[Saved entries]
■ ■ ■ ■ ■
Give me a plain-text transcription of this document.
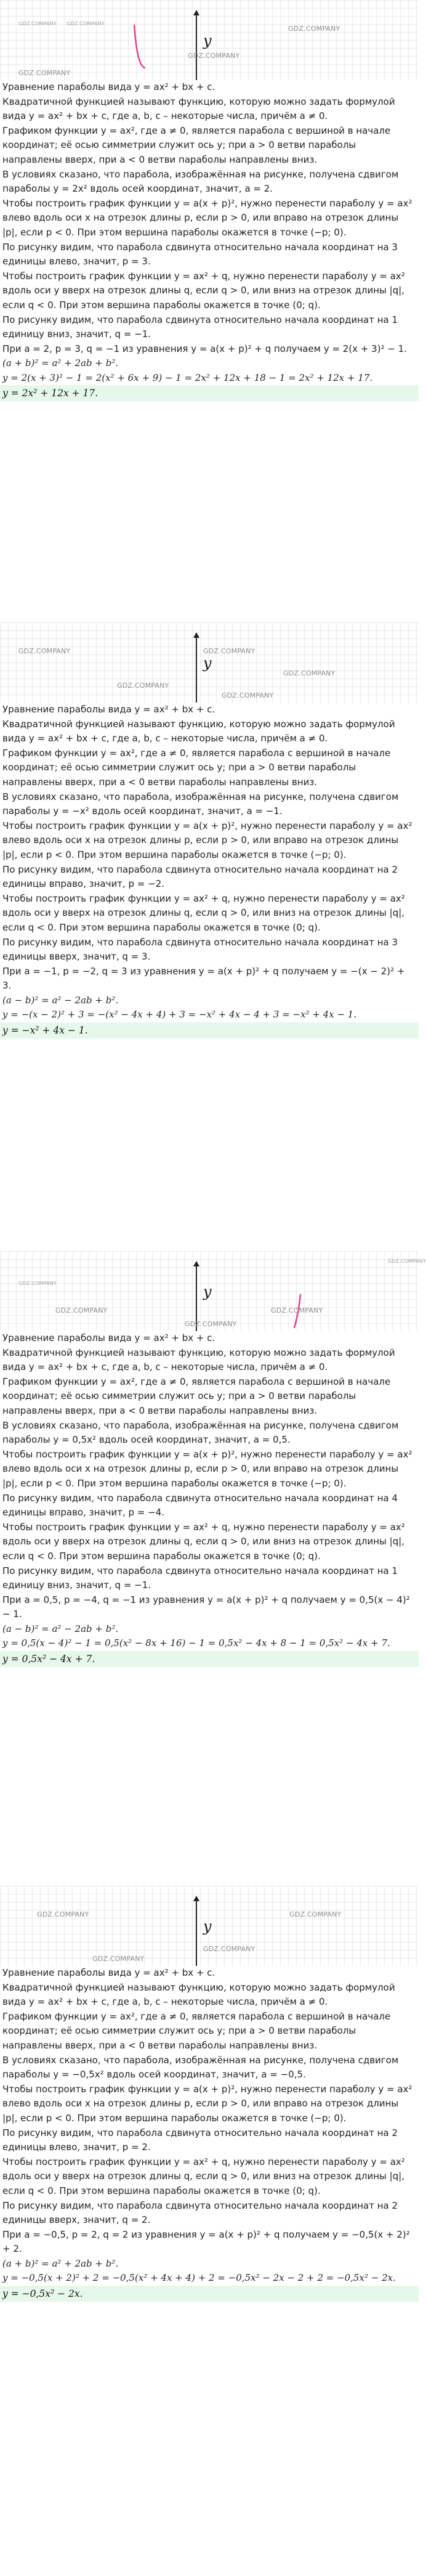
y
GDZ.COMPANY GDZ.COMPANY
GDZ.COMPANY
GDZ.COMPANY
GDZ.COMPANY

Уравнение параболы вида y = ax² + bx + c.

Квадратичной функцией называют функцию, которую можно задать формулой вида y = ax² + bx + c, где a, b, c – некоторые числа, причём a ≠ 0.

Графиком функции y = ax², где a ≠ 0, является парабола с вершиной в начале координат; её осью симметрии служит ось y; при a > 0 ветви параболы направлены вверх, при a < 0 ветви параболы направлены вниз.

В условиях сказано, что парабола, изображённая на рисунке, получена сдвигом параболы y = 2x² вдоль осей координат, значит, a = 2.

Чтобы построить график функции y = a(x + p)², нужно перенести параболу y = ax² влево вдоль оси x на отрезок длины p, если p > 0, или вправо на отрезок длины |p|, если p < 0. При этом вершина параболы окажется в точке (−p; 0).

По рисунку видим, что парабола сдвинута относительно начала координат на 3 единицы влево, значит, p = 3.

Чтобы построить график функции y = ax² + q, нужно перенести параболу y = ax² вдоль оси y вверх на отрезок длины q, если q > 0, или вниз на отрезок длины |q|, если q < 0. При этом вершина параболы окажется в точке (0; q).

По рисунку видим, что парабола сдвинута относительно начала координат на 1 единицу вниз, значит, q = −1.

При a = 2, p = 3, q = −1 из уравнения y = a(x + p)² + q получаем y = 2(x + 3)² − 1.

(a + b)² = a² + 2ab + b².

y = 2(x + 3)² − 1 = 2(x² + 6x + 9) − 1 = 2x² + 12x + 18 − 1 = 2x² + 12x + 17.

y = 2x² + 12x + 17.
y
GDZ.COMPANY	GDZ.COMPANY
GDZ.COMPANY
GDZ.COMPANY
GDZ.COMPANY

Уравнение параболы вида y = ax² + bx + c.

Квадратичной функцией называют функцию, которую можно задать формулой вида y = ax² + bx + c, где a, b, c – некоторые числа, причём a ≠ 0.

Графиком функции y = ax², где a ≠ 0, является парабола с вершиной в начале координат; её осью симметрии служит ось y; при a > 0 ветви параболы направлены вверх, при a < 0 ветви параболы направлены вниз.

В условиях сказано, что парабола, изображённая на рисунке, получена сдвигом параболы y = −x² вдоль осей координат, значит, a = −1.

Чтобы построить график функции y = a(x + p)², нужно перенести параболу y = ax² влево вдоль оси x на отрезок длины p, если p > 0, или вправо на отрезок длины |p|, если p < 0. При этом вершина параболы окажется в точке (−p; 0).

По рисунку видим, что парабола сдвинута относительно начала координат на 2 единицы вправо, значит, p = −2.

Чтобы построить график функции y = ax² + q, нужно перенести параболу y = ax² вдоль оси y вверх на отрезок длины q, если q > 0, или вниз на отрезок длины |q|, если q < 0. При этом вершина параболы окажется в точке (0; q).

По рисунку видим, что парабола сдвинута относительно начала координат на 3 единицы вверх, значит, q = 3.

При a = −1, p = −2, q = 3 из уравнения y = a(x + p)² + q получаем y = −(x − 2)² + 3.

(a − b)² = a² − 2ab + b².

y = −(x − 2)² + 3 = −(x² − 4x + 4) + 3 = −x² + 4x − 4 + 3 = −x² + 4x − 1.

y = −x² + 4x − 1.
y
GDZ.COMPANY
GDZ.COMPANY
GDZ.COMPANY	GDZ.COMPANY
GDZ.COMPANY

Уравнение параболы вида y = ax² + bx + c.

Квадратичной функцией называют функцию, которую можно задать формулой вида y = ax² + bx + c, где a, b, c – некоторые числа, причём a ≠ 0.

Графиком функции y = ax², где a ≠ 0, является парабола с вершиной в начале координат; её осью симметрии служит ось y; при a > 0 ветви параболы направлены вверх, при a < 0 ветви параболы направлены вниз.

В условиях сказано, что парабола, изображённая на рисунке, получена сдвигом параболы y = 0,5x² вдоль осей координат, значит, a = 0,5.

Чтобы построить график функции y = a(x + p)², нужно перенести параболу y = ax² влево вдоль оси x на отрезок длины p, если p > 0, или вправо на отрезок длины |p|, если p < 0. При этом вершина параболы окажется в точке (−p; 0).

По рисунку видим, что парабола сдвинута относительно начала координат на 4 единицы вправо, значит, p = −4.

Чтобы построить график функции y = ax² + q, нужно перенести параболу y = ax² вдоль оси y вверх на отрезок длины q, если q > 0, или вниз на отрезок длины |q|, если q < 0. При этом вершина параболы окажется в точке (0; q).

По рисунку видим, что парабола сдвинута относительно начала координат на 1 единицу вниз, значит, q = −1.

При a = 0,5, p = −4, q = −1 из уравнения y = a(x + p)² + q получаем y = 0,5(x − 4)² − 1.

(a − b)² = a² − 2ab + b².

y = 0,5(x − 4)² − 1 = 0,5(x² − 8x + 16) − 1 = 0,5x² − 4x + 8 − 1 = 0,5x² − 4x + 7.

y = 0,5x² − 4x + 7.
y
GDZ.COMPANY	GDZ.COMPANY
GDZ.COMPANY
GDZ.COMPANY

Уравнение параболы вида y = ax² + bx + c.

Квадратичной функцией называют функцию, которую можно задать формулой вида y = ax² + bx + c, где a, b, c – некоторые числа, причём a ≠ 0.

Графиком функции y = ax², где a ≠ 0, является парабола с вершиной в начале координат; её осью симметрии служит ось y; при a > 0 ветви параболы направлены вверх, при a < 0 ветви параболы направлены вниз.

В условиях сказано, что парабола, изображённая на рисунке, получена сдвигом параболы y = −0,5x² вдоль осей координат, значит, a = −0,5.

Чтобы построить график функции y = a(x + p)², нужно перенести параболу y = ax² влево вдоль оси x на отрезок длины p, если p > 0, или вправо на отрезок длины |p|, если p < 0. При этом вершина параболы окажется в точке (−p; 0).

По рисунку видим, что парабола сдвинута относительно начала координат на 2 единицы влево, значит, p = 2.

Чтобы построить график функции y = ax² + q, нужно перенести параболу y = ax² вдоль оси y вверх на отрезок длины q, если q > 0, или вниз на отрезок длины |q|, если q < 0. При этом вершина параболы окажется в точке (0; q).

По рисунку видим, что парабола сдвинута относительно начала координат на 2 единицы вверх, значит, q = 2.

При a = −0,5, p = 2, q = 2 из уравнения y = a(x + p)² + q получаем y = −0,5(x + 2)² + 2.

(a + b)² = a² + 2ab + b².

y = −0,5(x + 2)² + 2 = −0,5(x² + 4x + 4) + 2 = −0,5x² − 2x − 2 + 2 = −0,5x² − 2x.

y = −0,5x² − 2x.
■ ■ ■ ■ ■
◆ **WRITTEN EXERCISE**: Transcribe the full listing above exactly as it stands, minus the pictures.

◆ **SOLUTION**:
Give me a plain-text transcription of this document.
y
GDZ.COMPANY GDZ.COMPANY
GDZ.COMPANY
GDZ.COMPANY
GDZ.COMPANY

Уравнение параболы вида y = ax² + bx + c.

Квадратичной функцией называют функцию, которую можно задать формулой вида y = ax² + bx + c, где a, b, c – некоторые числа, причём a ≠ 0.

Графиком функции y = ax², где a ≠ 0, является парабола с вершиной в начале координат; её осью симметрии служит ось y; при a > 0 ветви параболы направлены вверх, при a < 0 ветви параболы направлены вниз.

В условиях сказано, что парабола, изображённая на рисунке, получена сдвигом параболы y = 2x² вдоль осей координат, значит, a = 2.

Чтобы построить график функции y = a(x + p)², нужно перенести параболу y = ax² влево вдоль оси x на отрезок длины p, если p > 0, или вправо на отрезок длины |p|, если p < 0. При этом вершина параболы окажется в точке (−p; 0).

По рисунку видим, что парабола сдвинута относительно начала координат на 3 единицы влево, значит, p = 3.

Чтобы построить график функции y = ax² + q, нужно перенести параболу y = ax² вдоль оси y вверх на отрезок длины q, если q > 0, или вниз на отрезок длины |q|, если q < 0. При этом вершина параболы окажется в точке (0; q).

По рисунку видим, что парабола сдвинута относительно начала координат на 1 единицу вниз, значит, q = −1.

При a = 2, p = 3, q = −1 из уравнения y = a(x + p)² + q получаем y = 2(x + 3)² − 1.

(a + b)² = a² + 2ab + b².

y = 2(x + 3)² − 1 = 2(x² + 6x + 9) − 1 = 2x² + 12x + 18 − 1 = 2x² + 12x + 17.

y = 2x² + 12x + 17.
y
GDZ.COMPANY	GDZ.COMPANY
GDZ.COMPANY
GDZ.COMPANY
GDZ.COMPANY

Уравнение параболы вида y = ax² + bx + c.

Квадратичной функцией называют функцию, которую можно задать формулой вида y = ax² + bx + c, где a, b, c – некоторые числа, причём a ≠ 0.

Графиком функции y = ax², где a ≠ 0, является парабола с вершиной в начале координат; её осью симметрии служит ось y; при a > 0 ветви параболы направлены вверх, при a < 0 ветви параболы направлены вниз.

В условиях сказано, что парабола, изображённая на рисунке, получена сдвигом параболы y = −x² вдоль осей координат, значит, a = −1.

Чтобы построить график функции y = a(x + p)², нужно перенести параболу y = ax² влево вдоль оси x на отрезок длины p, если p > 0, или вправо на отрезок длины |p|, если p < 0. При этом вершина параболы окажется в точке (−p; 0).

По рисунку видим, что парабола сдвинута относительно начала координат на 2 единицы вправо, значит, p = −2.

Чтобы построить график функции y = ax² + q, нужно перенести параболу y = ax² вдоль оси y вверх на отрезок длины q, если q > 0, или вниз на отрезок длины |q|, если q < 0. При этом вершина параболы окажется в точке (0; q).

По рисунку видим, что парабола сдвинута относительно начала координат на 3 единицы вверх, значит, q = 3.

При a = −1, p = −2, q = 3 из уравнения y = a(x + p)² + q получаем y = −(x − 2)² + 3.

(a − b)² = a² − 2ab + b².

y = −(x − 2)² + 3 = −(x² − 4x + 4) + 3 = −x² + 4x − 4 + 3 = −x² + 4x − 1.

y = −x² + 4x − 1.
y
GDZ.COMPANY
GDZ.COMPANY
GDZ.COMPANY	GDZ.COMPANY
GDZ.COMPANY

Уравнение параболы вида y = ax² + bx + c.

Квадратичной функцией называют функцию, которую можно задать формулой вида y = ax² + bx + c, где a, b, c – некоторые числа, причём a ≠ 0.

Графиком функции y = ax², где a ≠ 0, является парабола с вершиной в начале координат; её осью симметрии служит ось y; при a > 0 ветви параболы направлены вверх, при a < 0 ветви параболы направлены вниз.

В условиях сказано, что парабола, изображённая на рисунке, получена сдвигом параболы y = 0,5x² вдоль осей координат, значит, a = 0,5.

Чтобы построить график функции y = a(x + p)², нужно перенести параболу y = ax² влево вдоль оси x на отрезок длины p, если p > 0, или вправо на отрезок длины |p|, если p < 0. При этом вершина параболы окажется в точке (−p; 0).

По рисунку видим, что парабола сдвинута относительно начала координат на 4 единицы вправо, значит, p = −4.

Чтобы построить график функции y = ax² + q, нужно перенести параболу y = ax² вдоль оси y вверх на отрезок длины q, если q > 0, или вниз на отрезок длины |q|, если q < 0. При этом вершина параболы окажется в точке (0; q).

По рисунку видим, что парабола сдвинута относительно начала координат на 1 единицу вниз, значит, q = −1.

При a = 0,5, p = −4, q = −1 из уравнения y = a(x + p)² + q получаем y = 0,5(x − 4)² − 1.

(a − b)² = a² − 2ab + b².

y = 0,5(x − 4)² − 1 = 0,5(x² − 8x + 16) − 1 = 0,5x² − 4x + 8 − 1 = 0,5x² − 4x + 7.

y = 0,5x² − 4x + 7.
y
GDZ.COMPANY	GDZ.COMPANY
GDZ.COMPANY
GDZ.COMPANY

Уравнение параболы вида y = ax² + bx + c.

Квадратичной функцией называют функцию, которую можно задать формулой вида y = ax² + bx + c, где a, b, c – некоторые числа, причём a ≠ 0.

Графиком функции y = ax², где a ≠ 0, является парабола с вершиной в начале координат; её осью симметрии служит ось y; при a > 0 ветви параболы направлены вверх, при a < 0 ветви параболы направлены вниз.

В условиях сказано, что парабола, изображённая на рисунке, получена сдвигом параболы y = −0,5x² вдоль осей координат, значит, a = −0,5.

Чтобы построить график функции y = a(x + p)², нужно перенести параболу y = ax² влево вдоль оси x на отрезок длины p, если p > 0, или вправо на отрезок длины |p|, если p < 0. При этом вершина параболы окажется в точке (−p; 0).

По рисунку видим, что парабола сдвинута относительно начала координат на 2 единицы влево, значит, p = 2.

Чтобы построить график функции y = ax² + q, нужно перенести параболу y = ax² вдоль оси y вверх на отрезок длины q, если q > 0, или вниз на отрезок длины |q|, если q < 0. При этом вершина параболы окажется в точке (0; q).

По рисунку видим, что парабола сдвинута относительно начала координат на 2 единицы вверх, значит, q = 2.

При a = −0,5, p = 2, q = 2 из уравнения y = a(x + p)² + q получаем y = −0,5(x + 2)² + 2.

(a + b)² = a² + 2ab + b².

y = −0,5(x + 2)² + 2 = −0,5(x² + 4x + 4) + 2 = −0,5x² − 2x − 2 + 2 = −0,5x² − 2x.

y = −0,5x² − 2x.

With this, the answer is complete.